Problem statement: Pictures aside, quote the whole listing exactly.

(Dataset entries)
****************
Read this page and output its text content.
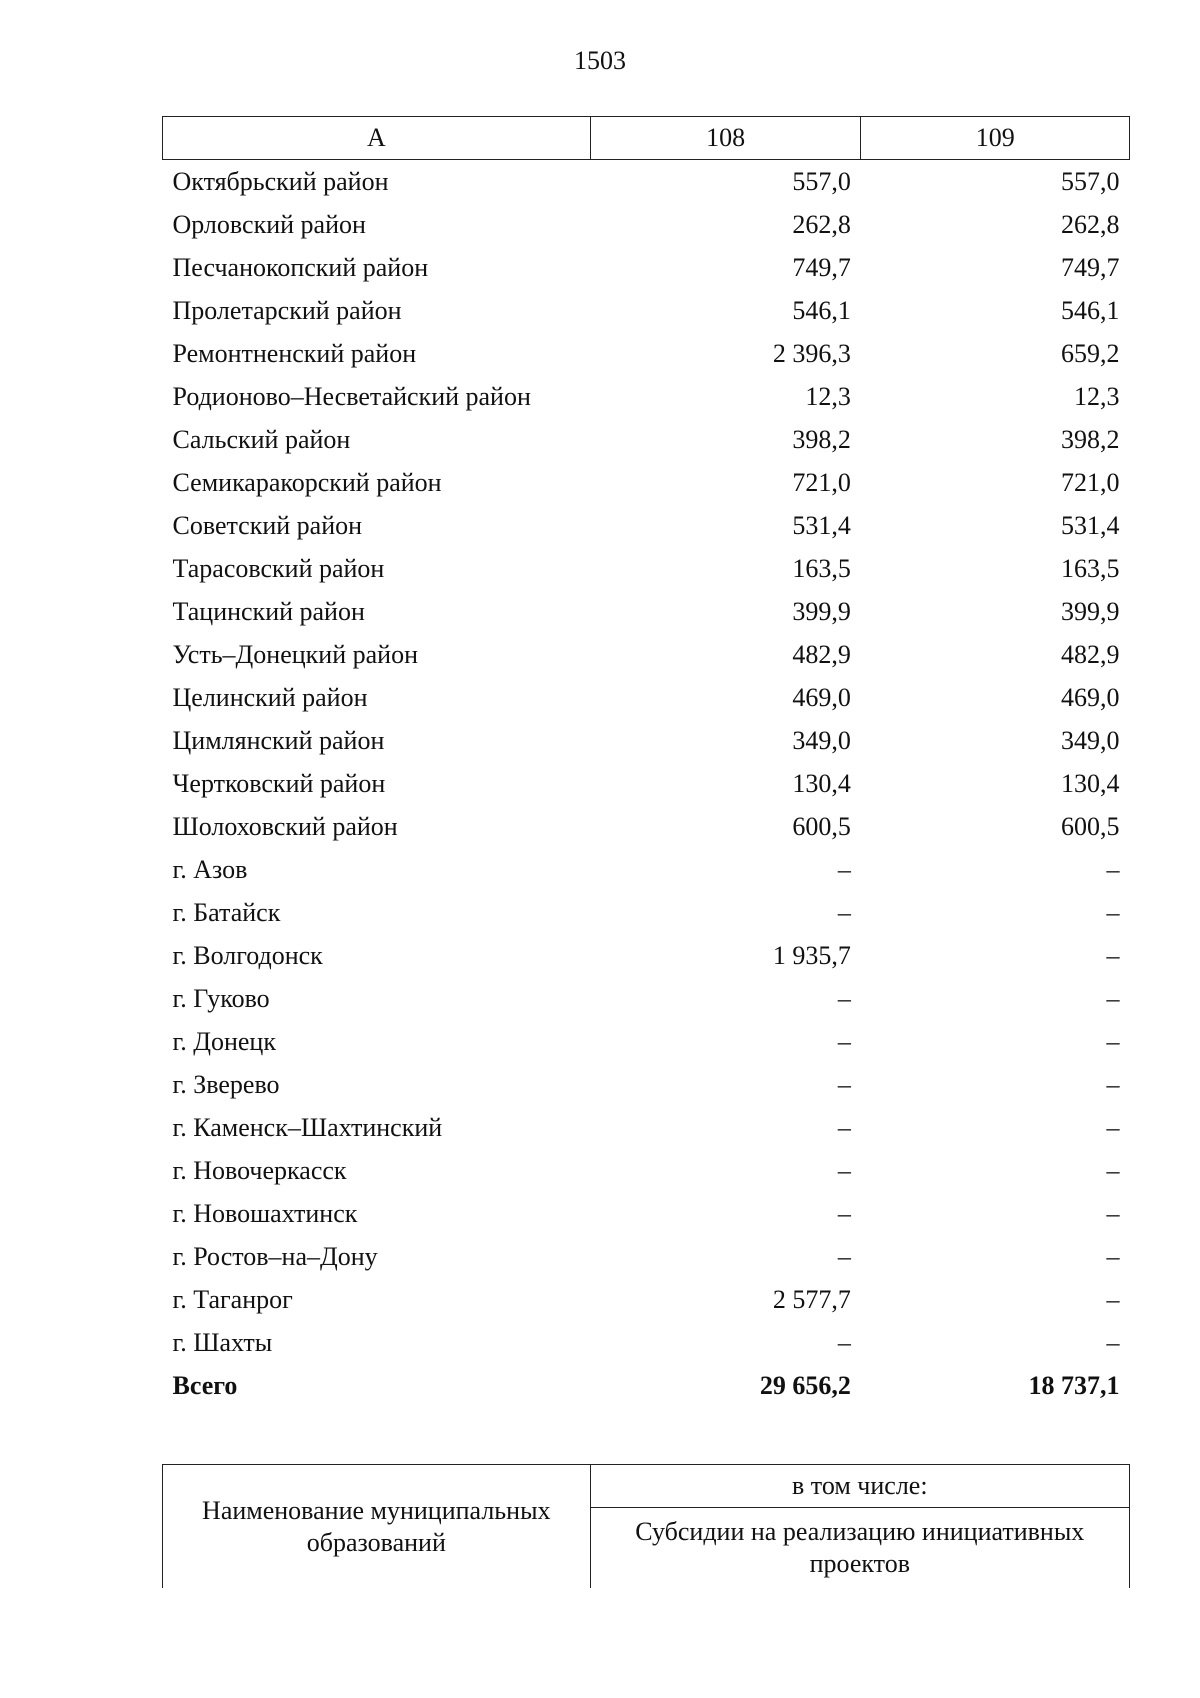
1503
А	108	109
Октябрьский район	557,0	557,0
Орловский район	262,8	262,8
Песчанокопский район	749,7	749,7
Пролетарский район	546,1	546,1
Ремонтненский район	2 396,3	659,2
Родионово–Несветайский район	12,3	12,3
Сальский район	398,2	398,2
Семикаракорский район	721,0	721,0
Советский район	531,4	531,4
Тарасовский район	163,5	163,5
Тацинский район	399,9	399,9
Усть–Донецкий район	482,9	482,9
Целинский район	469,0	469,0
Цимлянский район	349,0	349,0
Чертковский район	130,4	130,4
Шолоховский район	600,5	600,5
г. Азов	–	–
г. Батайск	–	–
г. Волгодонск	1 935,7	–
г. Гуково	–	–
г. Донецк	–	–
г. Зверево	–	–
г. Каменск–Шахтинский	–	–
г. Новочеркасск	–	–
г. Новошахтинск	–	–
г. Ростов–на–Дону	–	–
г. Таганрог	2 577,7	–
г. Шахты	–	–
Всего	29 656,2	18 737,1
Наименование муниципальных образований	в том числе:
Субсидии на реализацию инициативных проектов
****************
Task result:
Read this page and output its text content.
1503
А	108	109
Октябрьский район	557,0	557,0
Орловский район	262,8	262,8
Песчанокопский район	749,7	749,7
Пролетарский район	546,1	546,1
Ремонтненский район	2 396,3	659,2
Родионово–Несветайский район	12,3	12,3
Сальский район	398,2	398,2
Семикаракорский район	721,0	721,0
Советский район	531,4	531,4
Тарасовский район	163,5	163,5
Тацинский район	399,9	399,9
Усть–Донецкий район	482,9	482,9
Целинский район	469,0	469,0
Цимлянский район	349,0	349,0
Чертковский район	130,4	130,4
Шолоховский район	600,5	600,5
г. Азов	–	–
г. Батайск	–	–
г. Волгодонск	1 935,7	–
г. Гуково	–	–
г. Донецк	–	–
г. Зверево	–	–
г. Каменск–Шахтинский	–	–
г. Новочеркасск	–	–
г. Новошахтинск	–	–
г. Ростов–на–Дону	–	–
г. Таганрог	2 577,7	–
г. Шахты	–	–
Всего	29 656,2	18 737,1
Наименование муниципальных образований	в том числе:
Субсидии на реализацию инициативных проектов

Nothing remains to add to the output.